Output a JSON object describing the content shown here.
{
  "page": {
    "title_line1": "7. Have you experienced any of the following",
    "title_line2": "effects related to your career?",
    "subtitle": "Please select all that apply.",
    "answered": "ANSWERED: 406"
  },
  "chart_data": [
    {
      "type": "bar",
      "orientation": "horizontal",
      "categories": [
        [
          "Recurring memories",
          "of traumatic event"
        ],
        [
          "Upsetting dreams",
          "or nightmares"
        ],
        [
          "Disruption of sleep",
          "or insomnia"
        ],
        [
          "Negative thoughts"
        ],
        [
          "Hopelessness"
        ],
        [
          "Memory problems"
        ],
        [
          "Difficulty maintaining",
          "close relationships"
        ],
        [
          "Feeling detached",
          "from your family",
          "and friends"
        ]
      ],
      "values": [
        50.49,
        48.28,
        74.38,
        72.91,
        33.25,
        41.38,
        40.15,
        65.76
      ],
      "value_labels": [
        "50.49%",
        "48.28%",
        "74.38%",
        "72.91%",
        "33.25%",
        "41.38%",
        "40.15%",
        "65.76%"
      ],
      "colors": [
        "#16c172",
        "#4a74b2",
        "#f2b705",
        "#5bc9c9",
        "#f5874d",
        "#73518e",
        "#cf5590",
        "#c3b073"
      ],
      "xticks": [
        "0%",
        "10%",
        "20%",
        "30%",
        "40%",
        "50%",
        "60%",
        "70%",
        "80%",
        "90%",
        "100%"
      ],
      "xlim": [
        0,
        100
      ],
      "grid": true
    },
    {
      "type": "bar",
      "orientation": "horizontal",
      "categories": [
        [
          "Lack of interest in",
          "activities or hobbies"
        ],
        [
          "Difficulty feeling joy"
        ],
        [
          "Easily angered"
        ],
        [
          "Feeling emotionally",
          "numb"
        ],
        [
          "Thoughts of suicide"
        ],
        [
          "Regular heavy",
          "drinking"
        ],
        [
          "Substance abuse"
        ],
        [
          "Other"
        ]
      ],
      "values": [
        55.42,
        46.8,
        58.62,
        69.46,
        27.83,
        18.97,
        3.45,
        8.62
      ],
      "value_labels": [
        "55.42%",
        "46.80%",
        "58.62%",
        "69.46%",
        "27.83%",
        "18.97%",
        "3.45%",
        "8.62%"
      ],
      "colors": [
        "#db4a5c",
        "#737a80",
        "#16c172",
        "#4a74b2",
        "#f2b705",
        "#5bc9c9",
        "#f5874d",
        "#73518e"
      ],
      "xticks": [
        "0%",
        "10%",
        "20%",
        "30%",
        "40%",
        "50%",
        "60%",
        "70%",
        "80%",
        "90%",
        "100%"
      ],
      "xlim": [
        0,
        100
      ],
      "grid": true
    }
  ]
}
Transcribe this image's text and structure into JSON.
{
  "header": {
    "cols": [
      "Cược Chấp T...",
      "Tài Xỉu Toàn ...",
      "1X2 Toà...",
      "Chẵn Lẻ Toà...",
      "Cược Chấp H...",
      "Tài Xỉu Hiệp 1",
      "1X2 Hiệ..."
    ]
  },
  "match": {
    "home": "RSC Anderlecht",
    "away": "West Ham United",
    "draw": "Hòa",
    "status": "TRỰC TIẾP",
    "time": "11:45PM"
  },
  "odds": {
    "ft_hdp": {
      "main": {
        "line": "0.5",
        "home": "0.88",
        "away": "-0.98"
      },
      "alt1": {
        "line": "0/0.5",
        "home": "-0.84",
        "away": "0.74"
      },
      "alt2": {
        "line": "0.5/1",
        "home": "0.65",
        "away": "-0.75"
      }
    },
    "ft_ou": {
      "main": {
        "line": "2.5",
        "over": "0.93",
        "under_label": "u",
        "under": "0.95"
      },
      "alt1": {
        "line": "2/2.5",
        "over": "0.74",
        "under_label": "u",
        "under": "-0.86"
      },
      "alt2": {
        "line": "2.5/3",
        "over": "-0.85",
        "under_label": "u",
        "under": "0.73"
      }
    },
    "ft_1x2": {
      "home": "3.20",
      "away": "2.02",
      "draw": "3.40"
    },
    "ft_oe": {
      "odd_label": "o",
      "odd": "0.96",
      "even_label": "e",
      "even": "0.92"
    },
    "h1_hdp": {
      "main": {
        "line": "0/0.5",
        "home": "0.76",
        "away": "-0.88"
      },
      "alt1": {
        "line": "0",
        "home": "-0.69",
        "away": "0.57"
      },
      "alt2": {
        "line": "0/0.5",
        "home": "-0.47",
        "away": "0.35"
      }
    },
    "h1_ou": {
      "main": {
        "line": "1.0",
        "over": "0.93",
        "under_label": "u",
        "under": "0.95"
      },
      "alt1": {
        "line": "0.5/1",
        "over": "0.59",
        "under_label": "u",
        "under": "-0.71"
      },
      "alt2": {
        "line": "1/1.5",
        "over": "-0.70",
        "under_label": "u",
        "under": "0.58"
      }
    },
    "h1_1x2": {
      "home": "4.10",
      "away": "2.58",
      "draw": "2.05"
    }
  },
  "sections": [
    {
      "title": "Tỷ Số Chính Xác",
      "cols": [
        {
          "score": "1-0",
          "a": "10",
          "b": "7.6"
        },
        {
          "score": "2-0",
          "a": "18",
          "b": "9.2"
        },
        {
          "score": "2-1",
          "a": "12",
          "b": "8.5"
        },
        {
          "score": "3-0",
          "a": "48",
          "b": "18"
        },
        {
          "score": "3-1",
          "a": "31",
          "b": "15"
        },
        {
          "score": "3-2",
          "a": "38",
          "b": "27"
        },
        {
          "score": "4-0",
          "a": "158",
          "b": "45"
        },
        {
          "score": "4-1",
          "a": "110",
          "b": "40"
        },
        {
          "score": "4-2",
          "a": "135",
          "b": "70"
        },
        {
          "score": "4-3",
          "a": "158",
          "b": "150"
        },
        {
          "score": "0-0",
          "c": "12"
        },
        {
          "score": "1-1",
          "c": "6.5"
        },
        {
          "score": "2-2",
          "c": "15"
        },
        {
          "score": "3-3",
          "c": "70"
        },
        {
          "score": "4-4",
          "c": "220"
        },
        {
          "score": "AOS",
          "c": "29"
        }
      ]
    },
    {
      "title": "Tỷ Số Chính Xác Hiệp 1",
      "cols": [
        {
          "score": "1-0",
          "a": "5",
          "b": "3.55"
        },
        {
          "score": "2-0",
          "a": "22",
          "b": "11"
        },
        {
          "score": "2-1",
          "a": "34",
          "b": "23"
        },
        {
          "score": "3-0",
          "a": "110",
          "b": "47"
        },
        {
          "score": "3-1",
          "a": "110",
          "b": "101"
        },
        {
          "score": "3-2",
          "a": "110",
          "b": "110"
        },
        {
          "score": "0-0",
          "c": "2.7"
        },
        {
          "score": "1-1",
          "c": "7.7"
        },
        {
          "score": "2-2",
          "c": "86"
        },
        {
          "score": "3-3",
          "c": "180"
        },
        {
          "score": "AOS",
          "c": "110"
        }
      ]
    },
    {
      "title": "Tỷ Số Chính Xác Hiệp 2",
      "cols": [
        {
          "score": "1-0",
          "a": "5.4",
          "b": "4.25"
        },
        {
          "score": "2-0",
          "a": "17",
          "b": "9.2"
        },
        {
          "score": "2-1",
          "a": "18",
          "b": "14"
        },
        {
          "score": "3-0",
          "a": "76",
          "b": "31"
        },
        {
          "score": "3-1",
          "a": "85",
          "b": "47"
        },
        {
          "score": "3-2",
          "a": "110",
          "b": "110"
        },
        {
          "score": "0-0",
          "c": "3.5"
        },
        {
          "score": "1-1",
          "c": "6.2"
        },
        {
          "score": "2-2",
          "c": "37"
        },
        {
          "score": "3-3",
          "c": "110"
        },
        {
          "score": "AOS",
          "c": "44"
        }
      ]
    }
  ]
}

=== AIM OF THE EXERCISE ===
Locate the word "home" in the records above, and return each line that has it.

=== RESULT FOR THIS TASK ===
    "home": "RSC Anderlecht",
        "home": "0.88",
        "home": "-0.84",
        "home": "0.65",
      "home": "3.20",
        "home": "0.76",
        "home": "-0.69",
        "home": "-0.47",
      "home": "4.10",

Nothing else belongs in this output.